Reproduce verbatim the records from the line with "drama-title-link[interactable]: 海之谣 (101, 547, 147, 564)" to the line with "release-date: 2020-12-11 (604, 300, 670, 315)", both of those lines included.

**RECORDS FOR PROCESSING:**
□ □ □ □ □ □ □

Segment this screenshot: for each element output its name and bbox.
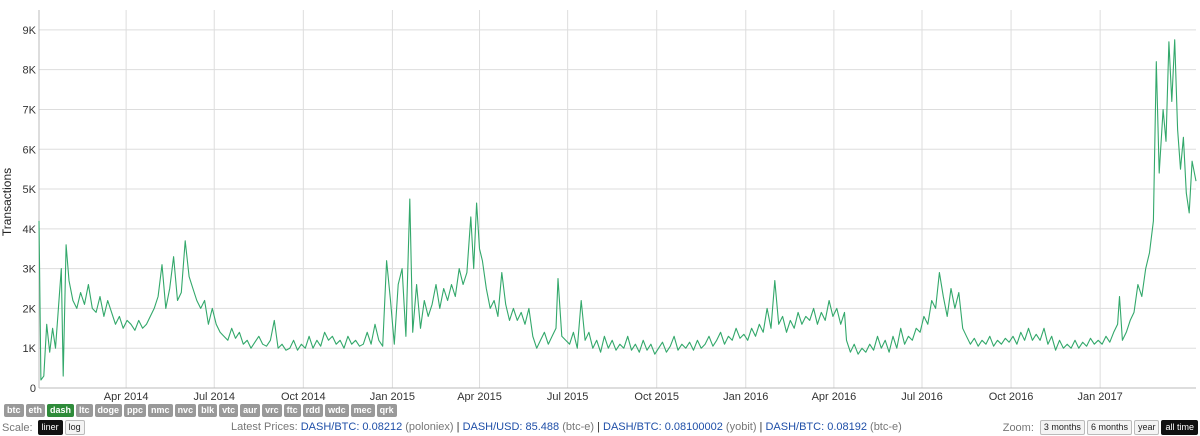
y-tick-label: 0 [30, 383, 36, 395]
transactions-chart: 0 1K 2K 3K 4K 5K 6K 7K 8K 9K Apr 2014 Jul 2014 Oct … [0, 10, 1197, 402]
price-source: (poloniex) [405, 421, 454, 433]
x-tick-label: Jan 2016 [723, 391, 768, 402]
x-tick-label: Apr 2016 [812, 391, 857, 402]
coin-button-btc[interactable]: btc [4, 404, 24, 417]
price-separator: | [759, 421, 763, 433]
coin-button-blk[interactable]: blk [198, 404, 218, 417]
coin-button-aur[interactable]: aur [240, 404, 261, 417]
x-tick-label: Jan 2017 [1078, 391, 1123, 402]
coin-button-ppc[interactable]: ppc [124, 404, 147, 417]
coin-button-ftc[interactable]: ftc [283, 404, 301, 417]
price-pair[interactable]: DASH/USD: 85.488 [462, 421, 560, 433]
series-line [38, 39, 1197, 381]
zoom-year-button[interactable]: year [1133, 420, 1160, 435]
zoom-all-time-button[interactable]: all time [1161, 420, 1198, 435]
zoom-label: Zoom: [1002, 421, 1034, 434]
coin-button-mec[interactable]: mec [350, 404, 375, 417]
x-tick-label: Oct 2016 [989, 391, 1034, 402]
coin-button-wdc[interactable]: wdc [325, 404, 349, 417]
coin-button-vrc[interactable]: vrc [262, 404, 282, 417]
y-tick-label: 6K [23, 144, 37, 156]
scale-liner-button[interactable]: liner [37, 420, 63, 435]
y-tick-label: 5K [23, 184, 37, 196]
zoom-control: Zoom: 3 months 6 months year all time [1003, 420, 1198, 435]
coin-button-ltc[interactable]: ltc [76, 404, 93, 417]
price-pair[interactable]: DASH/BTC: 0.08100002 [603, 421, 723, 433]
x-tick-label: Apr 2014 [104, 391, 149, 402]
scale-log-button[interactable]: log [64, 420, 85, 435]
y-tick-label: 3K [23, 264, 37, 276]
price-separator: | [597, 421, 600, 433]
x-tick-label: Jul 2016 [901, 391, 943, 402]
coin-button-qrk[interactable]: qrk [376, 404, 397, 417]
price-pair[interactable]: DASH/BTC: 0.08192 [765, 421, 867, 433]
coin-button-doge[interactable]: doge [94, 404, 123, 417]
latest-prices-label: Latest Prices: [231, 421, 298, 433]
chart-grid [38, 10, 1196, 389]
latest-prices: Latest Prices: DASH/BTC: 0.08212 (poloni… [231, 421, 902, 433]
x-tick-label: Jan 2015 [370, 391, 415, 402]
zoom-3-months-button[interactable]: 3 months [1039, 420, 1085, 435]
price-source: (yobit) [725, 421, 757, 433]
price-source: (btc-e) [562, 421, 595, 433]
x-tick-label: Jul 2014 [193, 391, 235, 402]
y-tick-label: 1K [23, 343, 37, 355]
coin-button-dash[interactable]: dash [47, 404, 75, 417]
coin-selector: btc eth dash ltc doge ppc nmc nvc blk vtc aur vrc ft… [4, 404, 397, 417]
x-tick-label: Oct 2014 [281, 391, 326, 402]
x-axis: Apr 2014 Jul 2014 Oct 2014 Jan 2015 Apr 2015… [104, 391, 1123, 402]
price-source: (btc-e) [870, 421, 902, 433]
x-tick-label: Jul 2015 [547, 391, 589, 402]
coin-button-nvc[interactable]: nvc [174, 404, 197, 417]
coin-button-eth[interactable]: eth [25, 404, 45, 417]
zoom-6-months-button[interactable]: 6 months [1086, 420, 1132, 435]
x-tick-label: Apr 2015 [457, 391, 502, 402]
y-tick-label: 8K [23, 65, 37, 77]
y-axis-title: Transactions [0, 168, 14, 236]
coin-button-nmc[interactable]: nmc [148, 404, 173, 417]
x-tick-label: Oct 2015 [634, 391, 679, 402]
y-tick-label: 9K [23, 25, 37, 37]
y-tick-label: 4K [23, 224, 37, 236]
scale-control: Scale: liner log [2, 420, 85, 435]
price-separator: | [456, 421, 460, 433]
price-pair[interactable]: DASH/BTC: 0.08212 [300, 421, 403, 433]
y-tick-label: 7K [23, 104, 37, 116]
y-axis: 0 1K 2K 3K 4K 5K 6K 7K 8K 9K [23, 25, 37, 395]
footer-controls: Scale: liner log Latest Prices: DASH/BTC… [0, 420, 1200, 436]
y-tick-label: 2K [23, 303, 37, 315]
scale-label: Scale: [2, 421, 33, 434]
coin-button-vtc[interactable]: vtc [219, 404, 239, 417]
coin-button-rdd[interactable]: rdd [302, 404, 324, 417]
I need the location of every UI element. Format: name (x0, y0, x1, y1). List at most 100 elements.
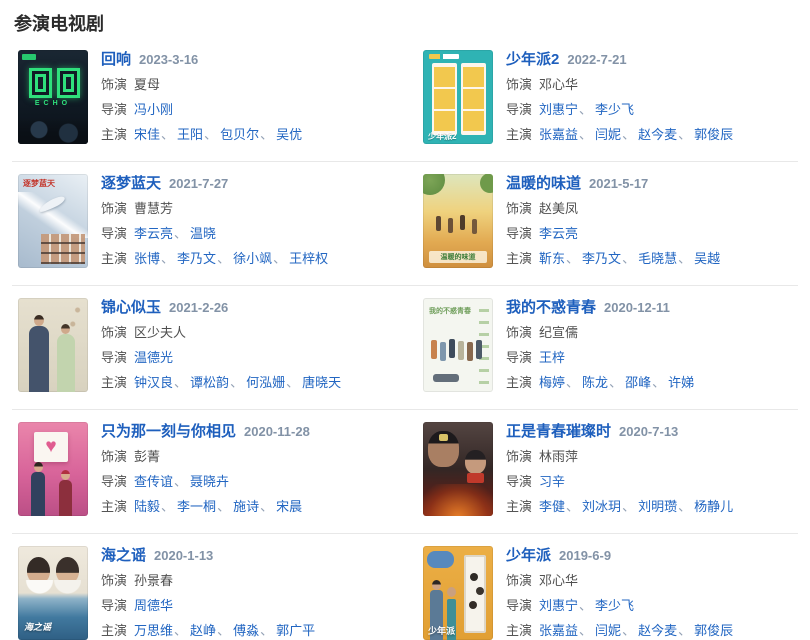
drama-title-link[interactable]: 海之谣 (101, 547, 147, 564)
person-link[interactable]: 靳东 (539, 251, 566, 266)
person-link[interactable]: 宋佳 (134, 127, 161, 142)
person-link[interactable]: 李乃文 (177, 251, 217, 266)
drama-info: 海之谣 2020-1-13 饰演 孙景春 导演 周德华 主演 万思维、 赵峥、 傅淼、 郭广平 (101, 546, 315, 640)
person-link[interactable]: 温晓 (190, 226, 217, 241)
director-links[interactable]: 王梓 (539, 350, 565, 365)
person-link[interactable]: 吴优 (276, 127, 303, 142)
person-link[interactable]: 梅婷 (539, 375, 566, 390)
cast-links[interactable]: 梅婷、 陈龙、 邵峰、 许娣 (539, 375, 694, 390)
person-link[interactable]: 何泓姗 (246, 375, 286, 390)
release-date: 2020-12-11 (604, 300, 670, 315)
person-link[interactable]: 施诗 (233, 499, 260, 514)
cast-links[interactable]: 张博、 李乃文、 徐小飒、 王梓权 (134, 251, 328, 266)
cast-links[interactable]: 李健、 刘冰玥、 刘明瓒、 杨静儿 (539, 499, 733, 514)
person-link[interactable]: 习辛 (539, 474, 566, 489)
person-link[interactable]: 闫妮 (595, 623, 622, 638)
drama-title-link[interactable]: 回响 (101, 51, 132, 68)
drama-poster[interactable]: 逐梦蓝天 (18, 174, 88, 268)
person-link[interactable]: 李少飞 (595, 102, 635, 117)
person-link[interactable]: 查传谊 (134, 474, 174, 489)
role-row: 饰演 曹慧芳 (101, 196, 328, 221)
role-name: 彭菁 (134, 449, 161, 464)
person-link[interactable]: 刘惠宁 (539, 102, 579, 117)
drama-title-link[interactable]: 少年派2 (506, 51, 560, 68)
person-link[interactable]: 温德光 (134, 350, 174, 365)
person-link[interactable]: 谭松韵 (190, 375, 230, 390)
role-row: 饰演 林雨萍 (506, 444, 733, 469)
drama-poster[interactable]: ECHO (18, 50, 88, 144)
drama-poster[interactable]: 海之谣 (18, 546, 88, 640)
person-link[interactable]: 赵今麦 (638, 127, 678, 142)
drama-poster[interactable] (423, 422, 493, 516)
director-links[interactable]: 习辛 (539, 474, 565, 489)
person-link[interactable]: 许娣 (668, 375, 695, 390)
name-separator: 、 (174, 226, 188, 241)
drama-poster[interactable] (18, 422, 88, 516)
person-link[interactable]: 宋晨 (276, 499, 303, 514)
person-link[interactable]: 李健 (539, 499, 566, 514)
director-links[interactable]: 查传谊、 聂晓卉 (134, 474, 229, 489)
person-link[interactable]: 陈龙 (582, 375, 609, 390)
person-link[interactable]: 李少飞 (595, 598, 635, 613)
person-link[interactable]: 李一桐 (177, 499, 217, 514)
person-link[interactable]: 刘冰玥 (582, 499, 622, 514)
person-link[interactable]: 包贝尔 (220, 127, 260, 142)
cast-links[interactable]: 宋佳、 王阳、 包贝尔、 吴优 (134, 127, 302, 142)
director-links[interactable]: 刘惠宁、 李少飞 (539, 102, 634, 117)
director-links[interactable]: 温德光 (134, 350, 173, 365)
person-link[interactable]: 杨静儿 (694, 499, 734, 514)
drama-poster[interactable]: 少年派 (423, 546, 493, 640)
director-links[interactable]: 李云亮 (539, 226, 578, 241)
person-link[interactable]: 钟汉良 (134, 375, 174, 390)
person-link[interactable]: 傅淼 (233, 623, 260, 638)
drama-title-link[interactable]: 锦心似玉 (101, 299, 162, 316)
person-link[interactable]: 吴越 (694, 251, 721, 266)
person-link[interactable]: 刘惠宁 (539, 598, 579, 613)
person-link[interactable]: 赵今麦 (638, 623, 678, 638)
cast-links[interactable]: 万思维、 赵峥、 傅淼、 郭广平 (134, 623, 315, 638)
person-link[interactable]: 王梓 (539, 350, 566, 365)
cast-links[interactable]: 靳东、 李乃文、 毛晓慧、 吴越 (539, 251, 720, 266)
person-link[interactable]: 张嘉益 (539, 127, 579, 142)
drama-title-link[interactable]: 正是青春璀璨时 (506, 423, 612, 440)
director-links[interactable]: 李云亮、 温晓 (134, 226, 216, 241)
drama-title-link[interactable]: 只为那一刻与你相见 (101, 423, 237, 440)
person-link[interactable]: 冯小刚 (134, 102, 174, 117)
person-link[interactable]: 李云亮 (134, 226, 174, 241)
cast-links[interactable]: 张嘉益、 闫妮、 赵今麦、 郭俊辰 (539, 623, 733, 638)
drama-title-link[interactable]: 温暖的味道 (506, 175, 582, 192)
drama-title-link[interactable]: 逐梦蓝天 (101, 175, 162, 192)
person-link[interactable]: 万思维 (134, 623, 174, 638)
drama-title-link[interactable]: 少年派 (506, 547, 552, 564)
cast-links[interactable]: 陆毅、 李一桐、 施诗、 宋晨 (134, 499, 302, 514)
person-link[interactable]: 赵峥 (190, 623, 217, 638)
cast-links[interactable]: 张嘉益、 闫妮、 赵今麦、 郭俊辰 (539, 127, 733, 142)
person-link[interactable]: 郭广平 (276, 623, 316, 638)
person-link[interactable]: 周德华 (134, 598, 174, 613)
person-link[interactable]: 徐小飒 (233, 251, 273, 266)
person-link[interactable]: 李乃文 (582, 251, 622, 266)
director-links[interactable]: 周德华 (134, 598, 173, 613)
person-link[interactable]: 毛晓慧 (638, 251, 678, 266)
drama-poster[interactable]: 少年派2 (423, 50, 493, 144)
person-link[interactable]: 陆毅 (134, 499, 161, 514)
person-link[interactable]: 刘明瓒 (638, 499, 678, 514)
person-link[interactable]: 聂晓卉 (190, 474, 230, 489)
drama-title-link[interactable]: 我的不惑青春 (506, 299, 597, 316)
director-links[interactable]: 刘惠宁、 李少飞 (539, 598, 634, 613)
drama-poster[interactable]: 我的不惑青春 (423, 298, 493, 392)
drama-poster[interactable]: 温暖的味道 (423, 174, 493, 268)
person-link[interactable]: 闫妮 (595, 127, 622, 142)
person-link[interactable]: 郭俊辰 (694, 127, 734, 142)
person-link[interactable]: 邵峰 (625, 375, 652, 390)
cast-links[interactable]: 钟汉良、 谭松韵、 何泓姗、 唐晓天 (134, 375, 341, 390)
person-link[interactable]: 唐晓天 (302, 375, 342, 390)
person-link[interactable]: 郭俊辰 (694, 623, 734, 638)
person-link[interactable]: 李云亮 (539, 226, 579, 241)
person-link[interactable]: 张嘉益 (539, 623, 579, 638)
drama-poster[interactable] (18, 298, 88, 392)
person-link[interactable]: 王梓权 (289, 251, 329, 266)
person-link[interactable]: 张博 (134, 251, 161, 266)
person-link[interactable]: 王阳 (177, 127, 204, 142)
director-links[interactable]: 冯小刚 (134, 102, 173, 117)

□ □ □ □ □ □ □

**FINISHED EXERCISE:**
drama-title-link[interactable]: 海之谣 (101, 547, 147, 564)
person-link[interactable]: 靳东 (539, 251, 566, 266)
person-link[interactable]: 宋佳 (134, 127, 161, 142)
person-link[interactable]: 李乃文 (177, 251, 217, 266)
drama-info: 海之谣 2020-1-13 饰演 孙景春 导演 周德华 主演 万思维、 赵峥、 傅淼、 郭广平 (101, 546, 315, 640)
person-link[interactable]: 温晓 (190, 226, 217, 241)
director-links[interactable]: 王梓 (539, 350, 565, 365)
person-link[interactable]: 吴优 (276, 127, 303, 142)
person-link[interactable]: 梅婷 (539, 375, 566, 390)
cast-links[interactable]: 梅婷、 陈龙、 邵峰、 许娣 (539, 375, 694, 390)
person-link[interactable]: 何泓姗 (246, 375, 286, 390)
release-date: 2020-12-11 (604, 300, 670, 315)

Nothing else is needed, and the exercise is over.